═══ MATERIAL SUPPLIED ═══
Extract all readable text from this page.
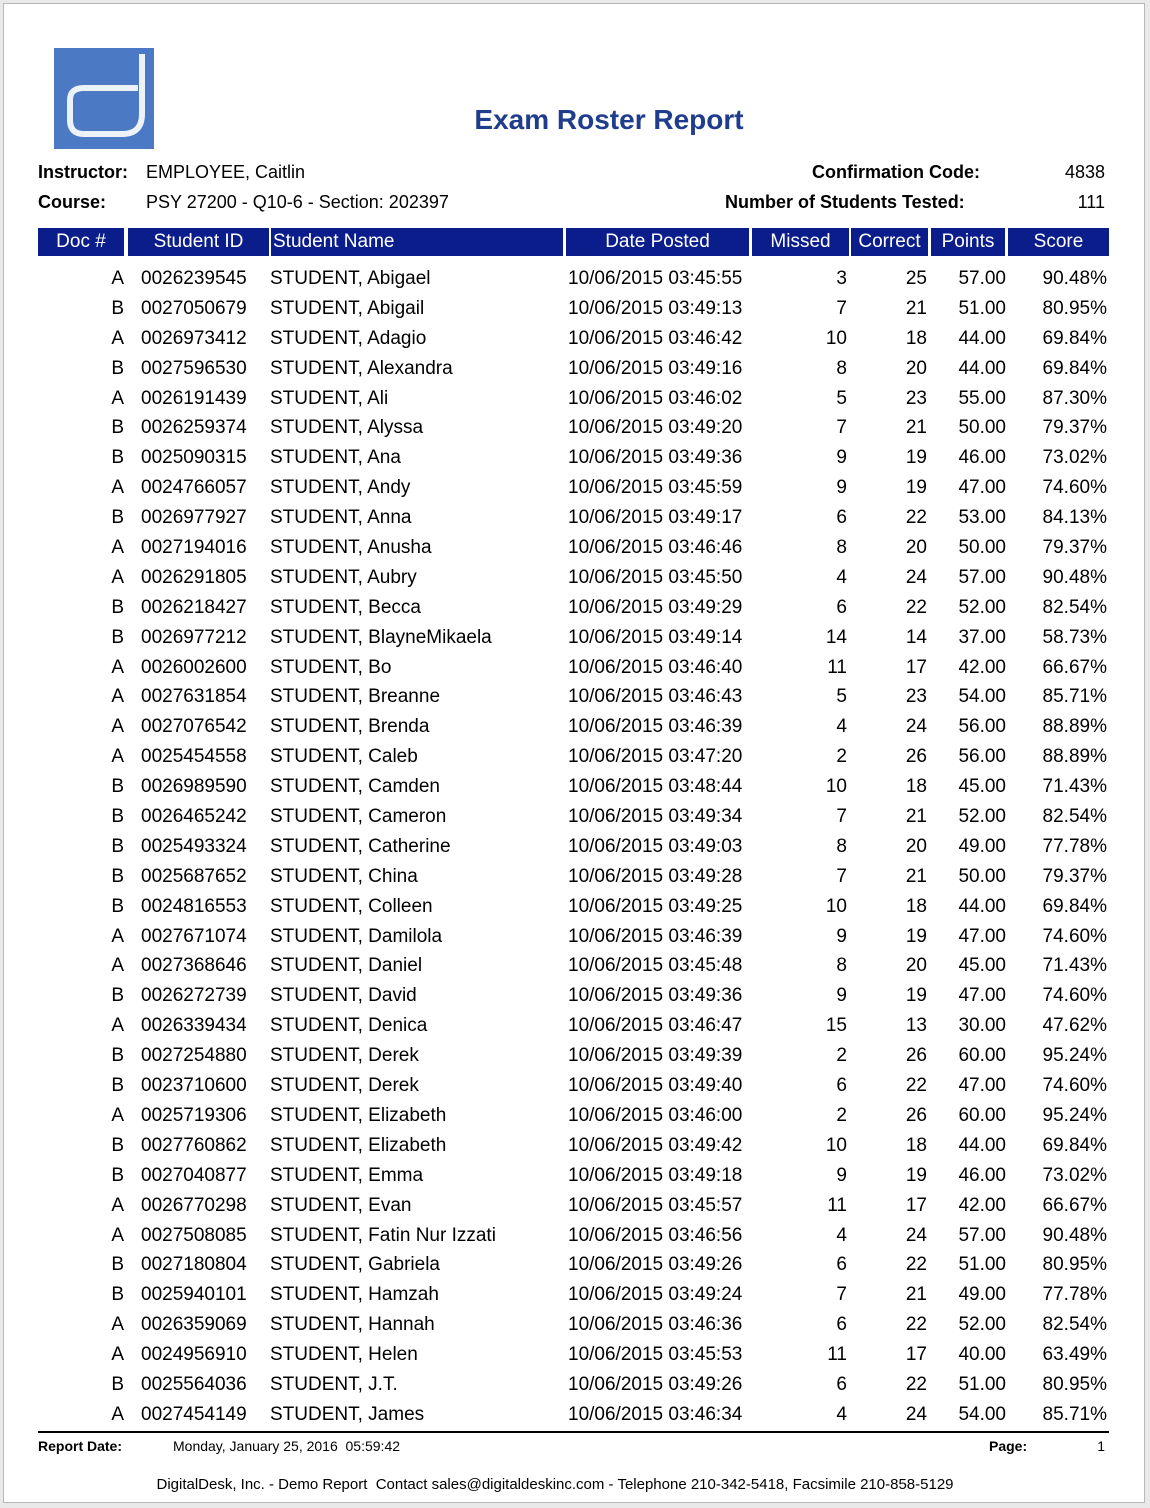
Exam Roster Report
Instructor: EMPLOYEE, Caitlin
Course: PSY 27200 - Q10-6 - Section: 202397
Confirmation Code:	4838
Number of Students Tested:	111
Doc #	Student ID	Student Name	Date Posted	Missed	Correct	Points	Score
A 0026239545 STUDENT, Abigael	10/06/2015 03:45:55	3	25 57.00 90.48%
B 0027050679 STUDENT, Abigail	10/06/2015 03:49:13	7	21 51.00 80.95%
A 0026973412 STUDENT, Adagio	10/06/2015 03:46:42	10	18 44.00 69.84%
B 0027596530 STUDENT, Alexandra	10/06/2015 03:49:16	8	20 44.00 69.84%
A 0026191439 STUDENT, Ali	10/06/2015 03:46:02	5	23 55.00 87.30%
B 0026259374 STUDENT, Alyssa	10/06/2015 03:49:20	7	21 50.00 79.37%
B 0025090315 STUDENT, Ana	10/06/2015 03:49:36	9	19 46.00 73.02%
A 0024766057 STUDENT, Andy	10/06/2015 03:45:59	9	19 47.00 74.60%
B 0026977927 STUDENT, Anna	10/06/2015 03:49:17	6	22 53.00 84.13%
A 0027194016 STUDENT, Anusha	10/06/2015 03:46:46	8	20 50.00 79.37%
A 0026291805 STUDENT, Aubry	10/06/2015 03:45:50	4	24 57.00 90.48%
B 0026218427 STUDENT, Becca	10/06/2015 03:49:29	6	22 52.00 82.54%
B 0026977212 STUDENT, BlayneMikaela	10/06/2015 03:49:14	14	14 37.00 58.73%
A 0026002600 STUDENT, Bo	10/06/2015 03:46:40	11	17 42.00 66.67%
A 0027631854 STUDENT, Breanne	10/06/2015 03:46:43	5	23 54.00 85.71%
A 0027076542 STUDENT, Brenda	10/06/2015 03:46:39	4	24 56.00 88.89%
A 0025454558 STUDENT, Caleb	10/06/2015 03:47:20	2	26 56.00 88.89%
B 0026989590 STUDENT, Camden	10/06/2015 03:48:44	10	18 45.00 71.43%
B 0026465242 STUDENT, Cameron	10/06/2015 03:49:34	7	21 52.00 82.54%
B 0025493324 STUDENT, Catherine	10/06/2015 03:49:03	8	20 49.00 77.78%
B 0025687652 STUDENT, China	10/06/2015 03:49:28	7	21 50.00 79.37%
B 0024816553 STUDENT, Colleen	10/06/2015 03:49:25	10	18 44.00 69.84%
A 0027671074 STUDENT, Damilola	10/06/2015 03:46:39	9	19 47.00 74.60%
A 0027368646 STUDENT, Daniel	10/06/2015 03:45:48	8	20 45.00 71.43%
B 0026272739 STUDENT, David	10/06/2015 03:49:36	9	19 47.00 74.60%
A 0026339434 STUDENT, Denica	10/06/2015 03:46:47	15	13 30.00 47.62%
B 0027254880 STUDENT, Derek	10/06/2015 03:49:39	2	26 60.00 95.24%
B 0023710600 STUDENT, Derek	10/06/2015 03:49:40	6	22 47.00 74.60%
A 0025719306 STUDENT, Elizabeth	10/06/2015 03:46:00	2	26 60.00 95.24%
B 0027760862 STUDENT, Elizabeth	10/06/2015 03:49:42	10	18 44.00 69.84%
B 0027040877 STUDENT, Emma	10/06/2015 03:49:18	9	19 46.00 73.02%
A 0026770298 STUDENT, Evan	10/06/2015 03:45:57	11	17 42.00 66.67%
A 0027508085 STUDENT, Fatin Nur Izzati	10/06/2015 03:46:56	4	24 57.00 90.48%
B 0027180804 STUDENT, Gabriela	10/06/2015 03:49:26	6	22 51.00 80.95%
B 0025940101 STUDENT, Hamzah	10/06/2015 03:49:24	7	21 49.00 77.78%
A 0026359069 STUDENT, Hannah	10/06/2015 03:46:36	6	22 52.00 82.54%
A 0024956910 STUDENT, Helen	10/06/2015 03:45:53	11	17 40.00 63.49%
B 0025564036 STUDENT, J.T.	10/06/2015 03:49:26	6	22 51.00 80.95%
A 0027454149 STUDENT, James	10/06/2015 03:46:34	4	24 54.00 85.71%
Report Date:	Monday, January 25, 2016  05:59:42	Page:	1
DigitalDesk, Inc. - Demo Report  Contact sales@digitaldeskinc.com - Telephone 210-342-5418, Facsimile 210-858-5129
═══
Copy out each line exactly, without the pictures.

» **EXERCISE SOLUTION**
Extract all readable text from this page.
Exam Roster Report
Instructor: EMPLOYEE, Caitlin
Course: PSY 27200 - Q10-6 - Section: 202397
Confirmation Code:	4838
Number of Students Tested:	111
Doc #	Student ID	Student Name	Date Posted	Missed	Correct	Points	Score
A 0026239545 STUDENT, Abigael	10/06/2015 03:45:55	3	25 57.00 90.48%
B 0027050679 STUDENT, Abigail	10/06/2015 03:49:13	7	21 51.00 80.95%
A 0026973412 STUDENT, Adagio	10/06/2015 03:46:42	10	18 44.00 69.84%
B 0027596530 STUDENT, Alexandra	10/06/2015 03:49:16	8	20 44.00 69.84%
A 0026191439 STUDENT, Ali	10/06/2015 03:46:02	5	23 55.00 87.30%
B 0026259374 STUDENT, Alyssa	10/06/2015 03:49:20	7	21 50.00 79.37%
B 0025090315 STUDENT, Ana	10/06/2015 03:49:36	9	19 46.00 73.02%
A 0024766057 STUDENT, Andy	10/06/2015 03:45:59	9	19 47.00 74.60%
B 0026977927 STUDENT, Anna	10/06/2015 03:49:17	6	22 53.00 84.13%
A 0027194016 STUDENT, Anusha	10/06/2015 03:46:46	8	20 50.00 79.37%
A 0026291805 STUDENT, Aubry	10/06/2015 03:45:50	4	24 57.00 90.48%
B 0026218427 STUDENT, Becca	10/06/2015 03:49:29	6	22 52.00 82.54%
B 0026977212 STUDENT, BlayneMikaela	10/06/2015 03:49:14	14	14 37.00 58.73%
A 0026002600 STUDENT, Bo	10/06/2015 03:46:40	11	17 42.00 66.67%
A 0027631854 STUDENT, Breanne	10/06/2015 03:46:43	5	23 54.00 85.71%
A 0027076542 STUDENT, Brenda	10/06/2015 03:46:39	4	24 56.00 88.89%
A 0025454558 STUDENT, Caleb	10/06/2015 03:47:20	2	26 56.00 88.89%
B 0026989590 STUDENT, Camden	10/06/2015 03:48:44	10	18 45.00 71.43%
B 0026465242 STUDENT, Cameron	10/06/2015 03:49:34	7	21 52.00 82.54%
B 0025493324 STUDENT, Catherine	10/06/2015 03:49:03	8	20 49.00 77.78%
B 0025687652 STUDENT, China	10/06/2015 03:49:28	7	21 50.00 79.37%
B 0024816553 STUDENT, Colleen	10/06/2015 03:49:25	10	18 44.00 69.84%
A 0027671074 STUDENT, Damilola	10/06/2015 03:46:39	9	19 47.00 74.60%
A 0027368646 STUDENT, Daniel	10/06/2015 03:45:48	8	20 45.00 71.43%
B 0026272739 STUDENT, David	10/06/2015 03:49:36	9	19 47.00 74.60%
A 0026339434 STUDENT, Denica	10/06/2015 03:46:47	15	13 30.00 47.62%
B 0027254880 STUDENT, Derek	10/06/2015 03:49:39	2	26 60.00 95.24%
B 0023710600 STUDENT, Derek	10/06/2015 03:49:40	6	22 47.00 74.60%
A 0025719306 STUDENT, Elizabeth	10/06/2015 03:46:00	2	26 60.00 95.24%
B 0027760862 STUDENT, Elizabeth	10/06/2015 03:49:42	10	18 44.00 69.84%
B 0027040877 STUDENT, Emma	10/06/2015 03:49:18	9	19 46.00 73.02%
A 0026770298 STUDENT, Evan	10/06/2015 03:45:57	11	17 42.00 66.67%
A 0027508085 STUDENT, Fatin Nur Izzati	10/06/2015 03:46:56	4	24 57.00 90.48%
B 0027180804 STUDENT, Gabriela	10/06/2015 03:49:26	6	22 51.00 80.95%
B 0025940101 STUDENT, Hamzah	10/06/2015 03:49:24	7	21 49.00 77.78%
A 0026359069 STUDENT, Hannah	10/06/2015 03:46:36	6	22 52.00 82.54%
A 0024956910 STUDENT, Helen	10/06/2015 03:45:53	11	17 40.00 63.49%
B 0025564036 STUDENT, J.T.	10/06/2015 03:49:26	6	22 51.00 80.95%
A 0027454149 STUDENT, James	10/06/2015 03:46:34	4	24 54.00 85.71%
Report Date:	Monday, January 25, 2016  05:59:42	Page:	1
DigitalDesk, Inc. - Demo Report  Contact sales@digitaldeskinc.com - Telephone 210-342-5418, Facsimile 210-858-5129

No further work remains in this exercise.